• Written exercise: The entries below should be transcribed in their entirety, exactly as written.

• Exercise materials:
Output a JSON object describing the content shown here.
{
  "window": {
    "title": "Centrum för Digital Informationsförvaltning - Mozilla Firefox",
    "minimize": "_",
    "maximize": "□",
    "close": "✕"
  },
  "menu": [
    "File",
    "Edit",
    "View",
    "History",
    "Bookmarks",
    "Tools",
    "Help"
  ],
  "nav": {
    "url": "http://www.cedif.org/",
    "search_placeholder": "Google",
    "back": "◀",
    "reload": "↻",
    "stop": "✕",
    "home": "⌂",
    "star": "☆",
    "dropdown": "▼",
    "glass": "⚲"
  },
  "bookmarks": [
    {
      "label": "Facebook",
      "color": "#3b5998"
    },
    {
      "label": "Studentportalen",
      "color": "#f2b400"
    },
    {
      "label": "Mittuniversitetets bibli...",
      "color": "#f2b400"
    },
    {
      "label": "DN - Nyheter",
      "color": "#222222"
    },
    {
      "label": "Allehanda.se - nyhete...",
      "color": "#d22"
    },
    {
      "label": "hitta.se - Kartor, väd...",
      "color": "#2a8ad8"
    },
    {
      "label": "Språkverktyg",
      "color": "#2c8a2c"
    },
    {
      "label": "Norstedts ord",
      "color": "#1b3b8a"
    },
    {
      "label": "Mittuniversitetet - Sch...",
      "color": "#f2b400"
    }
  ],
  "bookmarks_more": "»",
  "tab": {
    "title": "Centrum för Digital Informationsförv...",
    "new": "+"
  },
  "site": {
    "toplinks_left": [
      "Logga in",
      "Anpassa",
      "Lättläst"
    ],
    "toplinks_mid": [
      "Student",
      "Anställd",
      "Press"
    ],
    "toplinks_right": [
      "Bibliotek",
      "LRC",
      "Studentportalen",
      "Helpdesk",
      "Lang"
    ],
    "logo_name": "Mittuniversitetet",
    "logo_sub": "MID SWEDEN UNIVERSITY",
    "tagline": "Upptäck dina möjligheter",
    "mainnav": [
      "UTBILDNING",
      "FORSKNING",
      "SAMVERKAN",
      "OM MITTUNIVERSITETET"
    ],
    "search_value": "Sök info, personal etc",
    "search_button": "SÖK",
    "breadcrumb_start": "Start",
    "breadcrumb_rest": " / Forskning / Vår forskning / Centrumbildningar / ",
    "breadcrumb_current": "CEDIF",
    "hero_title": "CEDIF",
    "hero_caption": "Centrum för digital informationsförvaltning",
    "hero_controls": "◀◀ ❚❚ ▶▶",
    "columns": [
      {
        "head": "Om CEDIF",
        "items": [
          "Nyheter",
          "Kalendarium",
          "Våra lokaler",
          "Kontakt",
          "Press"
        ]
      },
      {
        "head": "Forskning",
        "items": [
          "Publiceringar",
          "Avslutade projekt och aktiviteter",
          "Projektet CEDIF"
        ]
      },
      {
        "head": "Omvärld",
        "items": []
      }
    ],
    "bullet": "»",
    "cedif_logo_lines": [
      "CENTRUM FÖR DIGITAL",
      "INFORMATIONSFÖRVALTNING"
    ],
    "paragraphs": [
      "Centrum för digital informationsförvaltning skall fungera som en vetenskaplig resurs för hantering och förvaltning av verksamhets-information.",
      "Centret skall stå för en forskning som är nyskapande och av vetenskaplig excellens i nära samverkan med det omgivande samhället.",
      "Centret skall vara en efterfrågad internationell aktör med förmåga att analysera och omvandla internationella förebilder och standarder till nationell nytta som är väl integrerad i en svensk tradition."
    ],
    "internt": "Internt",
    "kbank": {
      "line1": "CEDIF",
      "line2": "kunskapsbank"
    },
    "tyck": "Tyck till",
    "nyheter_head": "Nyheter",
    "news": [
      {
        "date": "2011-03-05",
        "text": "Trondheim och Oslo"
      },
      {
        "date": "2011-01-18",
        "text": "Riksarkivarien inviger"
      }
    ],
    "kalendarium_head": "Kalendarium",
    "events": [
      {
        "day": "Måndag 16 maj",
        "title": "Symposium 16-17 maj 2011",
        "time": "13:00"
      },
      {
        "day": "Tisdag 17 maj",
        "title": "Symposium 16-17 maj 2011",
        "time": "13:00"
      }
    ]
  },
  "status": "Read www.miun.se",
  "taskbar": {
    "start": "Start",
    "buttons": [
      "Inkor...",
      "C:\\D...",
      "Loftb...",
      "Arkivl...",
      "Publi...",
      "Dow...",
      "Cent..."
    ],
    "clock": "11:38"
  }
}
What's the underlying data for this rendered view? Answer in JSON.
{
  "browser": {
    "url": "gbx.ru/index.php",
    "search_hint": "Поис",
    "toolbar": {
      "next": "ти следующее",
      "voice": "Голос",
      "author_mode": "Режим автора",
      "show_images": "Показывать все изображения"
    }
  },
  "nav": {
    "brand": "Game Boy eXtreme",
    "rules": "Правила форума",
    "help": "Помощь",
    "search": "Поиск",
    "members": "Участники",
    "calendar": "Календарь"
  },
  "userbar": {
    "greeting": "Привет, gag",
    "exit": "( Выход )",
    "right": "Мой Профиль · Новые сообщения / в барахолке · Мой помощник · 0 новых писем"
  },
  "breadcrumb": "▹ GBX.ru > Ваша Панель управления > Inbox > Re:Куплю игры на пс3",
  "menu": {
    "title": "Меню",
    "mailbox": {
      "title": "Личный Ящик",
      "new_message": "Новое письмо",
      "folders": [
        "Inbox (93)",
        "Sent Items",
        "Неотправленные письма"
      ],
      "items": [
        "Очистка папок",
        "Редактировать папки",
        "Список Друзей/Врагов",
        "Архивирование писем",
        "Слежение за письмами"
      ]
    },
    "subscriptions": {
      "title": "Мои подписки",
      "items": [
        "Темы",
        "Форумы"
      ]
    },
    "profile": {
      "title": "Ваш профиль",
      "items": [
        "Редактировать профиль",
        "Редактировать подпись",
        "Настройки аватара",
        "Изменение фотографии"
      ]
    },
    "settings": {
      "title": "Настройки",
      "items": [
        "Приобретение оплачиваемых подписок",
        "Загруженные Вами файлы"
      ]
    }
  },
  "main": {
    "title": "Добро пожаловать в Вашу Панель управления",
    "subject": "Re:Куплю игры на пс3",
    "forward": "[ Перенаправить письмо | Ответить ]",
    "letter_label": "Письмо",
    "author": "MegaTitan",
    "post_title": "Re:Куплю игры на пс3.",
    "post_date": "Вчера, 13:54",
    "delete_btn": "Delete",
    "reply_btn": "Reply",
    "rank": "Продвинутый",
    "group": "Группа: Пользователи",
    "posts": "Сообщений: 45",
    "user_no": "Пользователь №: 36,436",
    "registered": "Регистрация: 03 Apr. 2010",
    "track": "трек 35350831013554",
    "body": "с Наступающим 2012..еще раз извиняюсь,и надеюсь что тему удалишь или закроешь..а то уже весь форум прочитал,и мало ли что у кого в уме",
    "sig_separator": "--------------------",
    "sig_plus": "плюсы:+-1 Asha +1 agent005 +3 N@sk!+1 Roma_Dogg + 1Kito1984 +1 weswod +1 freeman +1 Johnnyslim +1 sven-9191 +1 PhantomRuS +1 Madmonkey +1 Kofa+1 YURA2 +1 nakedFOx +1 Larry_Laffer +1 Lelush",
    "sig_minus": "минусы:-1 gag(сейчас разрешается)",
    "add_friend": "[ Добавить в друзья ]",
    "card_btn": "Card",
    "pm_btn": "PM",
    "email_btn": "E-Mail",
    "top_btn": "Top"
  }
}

• Solution to the exercise:
Output a JSON object describing the content shown here.
{
  "window": {
    "title": "Centrum för Digital Informationsförvaltning - Mozilla Firefox",
    "minimize": "_",
    "maximize": "□",
    "close": "✕"
  },
  "menu": [
    "File",
    "Edit",
    "View",
    "History",
    "Bookmarks",
    "Tools",
    "Help"
  ],
  "nav": {
    "url": "http://www.cedif.org/",
    "search_placeholder": "Google",
    "back": "◀",
    "reload": "↻",
    "stop": "✕",
    "home": "⌂",
    "star": "☆",
    "dropdown": "▼",
    "glass": "⚲"
  },
  "bookmarks": [
    {
      "label": "Facebook",
      "color": "#3b5998"
    },
    {
      "label": "Studentportalen",
      "color": "#f2b400"
    },
    {
      "label": "Mittuniversitetets bibli...",
      "color": "#f2b400"
    },
    {
      "label": "DN - Nyheter",
      "color": "#222222"
    },
    {
      "label": "Allehanda.se - nyhete...",
      "color": "#d22"
    },
    {
      "label": "hitta.se - Kartor, väd...",
      "color": "#2a8ad8"
    },
    {
      "label": "Språkverktyg",
      "color": "#2c8a2c"
    },
    {
      "label": "Norstedts ord",
      "color": "#1b3b8a"
    },
    {
      "label": "Mittuniversitetet - Sch...",
      "color": "#f2b400"
    }
  ],
  "bookmarks_more": "»",
  "tab": {
    "title": "Centrum för Digital Informationsförv...",
    "new": "+"
  },
  "site": {
    "toplinks_left": [
      "Logga in",
      "Anpassa",
      "Lättläst"
    ],
    "toplinks_mid": [
      "Student",
      "Anställd",
      "Press"
    ],
    "toplinks_right": [
      "Bibliotek",
      "LRC",
      "Studentportalen",
      "Helpdesk",
      "Lang"
    ],
    "logo_name": "Mittuniversitetet",
    "logo_sub": "MID SWEDEN UNIVERSITY",
    "tagline": "Upptäck dina möjligheter",
    "mainnav": [
      "UTBILDNING",
      "FORSKNING",
      "SAMVERKAN",
      "OM MITTUNIVERSITETET"
    ],
    "search_value": "Sök info, personal etc",
    "search_button": "SÖK",
    "breadcrumb_start": "Start",
    "breadcrumb_rest": " / Forskning / Vår forskning / Centrumbildningar / ",
    "breadcrumb_current": "CEDIF",
    "hero_title": "CEDIF",
    "hero_caption": "Centrum för digital informationsförvaltning",
    "hero_controls": "◀◀ ❚❚ ▶▶",
    "columns": [
      {
        "head": "Om CEDIF",
        "items": [
          "Nyheter",
          "Kalendarium",
          "Våra lokaler",
          "Kontakt",
          "Press"
        ]
      },
      {
        "head": "Forskning",
        "items": [
          "Publiceringar",
          "Avslutade projekt och aktiviteter",
          "Projektet CEDIF"
        ]
      },
      {
        "head": "Omvärld",
        "items": []
      }
    ],
    "bullet": "»",
    "cedif_logo_lines": [
      "CENTRUM FÖR DIGITAL",
      "INFORMATIONSFÖRVALTNING"
    ],
    "paragraphs": [
      "Centrum för digital informationsförvaltning skall fungera som en vetenskaplig resurs för hantering och förvaltning av verksamhets-information.",
      "Centret skall stå för en forskning som är nyskapande och av vetenskaplig excellens i nära samverkan med det omgivande samhället.",
      "Centret skall vara en efterfrågad internationell aktör med förmåga att analysera och omvandla internationella förebilder och standarder till nationell nytta som är väl integrerad i en svensk tradition."
    ],
    "internt": "Internt",
    "kbank": {
      "line1": "CEDIF",
      "line2": "kunskapsbank"
    },
    "tyck": "Tyck till",
    "nyheter_head": "Nyheter",
    "news": [
      {
        "date": "2011-03-05",
        "text": "Trondheim och Oslo"
      },
      {
        "date": "2011-01-18",
        "text": "Riksarkivarien inviger"
      }
    ],
    "kalendarium_head": "Kalendarium",
    "events": [
      {
        "day": "Måndag 16 maj",
        "title": "Symposium 16-17 maj 2011",
        "time": "13:00"
      },
      {
        "day": "Tisdag 17 maj",
        "title": "Symposium 16-17 maj 2011",
        "time": "13:00"
      }
    ]
  },
  "status": "Read www.miun.se",
  "taskbar": {
    "start": "Start",
    "buttons": [
      "Inkor...",
      "C:\\D...",
      "Loftb...",
      "Arkivl...",
      "Publi...",
      "Dow...",
      "Cent..."
    ],
    "clock": "11:38"
  }
}
What's the underlying data for this rendered view? Answer in JSON.
{
  "browser": {
    "url": "gbx.ru/index.php",
    "search_hint": "Поис",
    "toolbar": {
      "next": "ти следующее",
      "voice": "Голос",
      "author_mode": "Режим автора",
      "show_images": "Показывать все изображения"
    }
  },
  "nav": {
    "brand": "Game Boy eXtreme",
    "rules": "Правила форума",
    "help": "Помощь",
    "search": "Поиск",
    "members": "Участники",
    "calendar": "Календарь"
  },
  "userbar": {
    "greeting": "Привет, gag",
    "exit": "( Выход )",
    "right": "Мой Профиль · Новые сообщения / в барахолке · Мой помощник · 0 новых писем"
  },
  "breadcrumb": "▹ GBX.ru > Ваша Панель управления > Inbox > Re:Куплю игры на пс3",
  "menu": {
    "title": "Меню",
    "mailbox": {
      "title": "Личный Ящик",
      "new_message": "Новое письмо",
      "folders": [
        "Inbox (93)",
        "Sent Items",
        "Неотправленные письма"
      ],
      "items": [
        "Очистка папок",
        "Редактировать папки",
        "Список Друзей/Врагов",
        "Архивирование писем",
        "Слежение за письмами"
      ]
    },
    "subscriptions": {
      "title": "Мои подписки",
      "items": [
        "Темы",
        "Форумы"
      ]
    },
    "profile": {
      "title": "Ваш профиль",
      "items": [
        "Редактировать профиль",
        "Редактировать подпись",
        "Настройки аватара",
        "Изменение фотографии"
      ]
    },
    "settings": {
      "title": "Настройки",
      "items": [
        "Приобретение оплачиваемых подписок",
        "Загруженные Вами файлы"
      ]
    }
  },
  "main": {
    "title": "Добро пожаловать в Вашу Панель управления",
    "subject": "Re:Куплю игры на пс3",
    "forward": "[ Перенаправить письмо | Ответить ]",
    "letter_label": "Письмо",
    "author": "MegaTitan",
    "post_title": "Re:Куплю игры на пс3.",
    "post_date": "Вчера, 13:54",
    "delete_btn": "Delete",
    "reply_btn": "Reply",
    "rank": "Продвинутый",
    "group": "Группа: Пользователи",
    "posts": "Сообщений: 45",
    "user_no": "Пользователь №: 36,436",
    "registered": "Регистрация: 03 Apr. 2010",
    "track": "трек 35350831013554",
    "body": "с Наступающим 2012..еще раз извиняюсь,и надеюсь что тему удалишь или закроешь..а то уже весь форум прочитал,и мало ли что у кого в уме",
    "sig_separator": "--------------------",
    "sig_plus": "плюсы:+-1 Asha +1 agent005 +3 N@sk!+1 Roma_Dogg + 1Kito1984 +1 weswod +1 freeman +1 Johnnyslim +1 sven-9191 +1 PhantomRuS +1 Madmonkey +1 Kofa+1 YURA2 +1 nakedFOx +1 Larry_Laffer +1 Lelush",
    "sig_minus": "минусы:-1 gag(сейчас разрешается)",
    "add_friend": "[ Добавить в друзья ]",
    "card_btn": "Card",
    "pm_btn": "PM",
    "email_btn": "E-Mail",
    "top_btn": "Top"
  }
}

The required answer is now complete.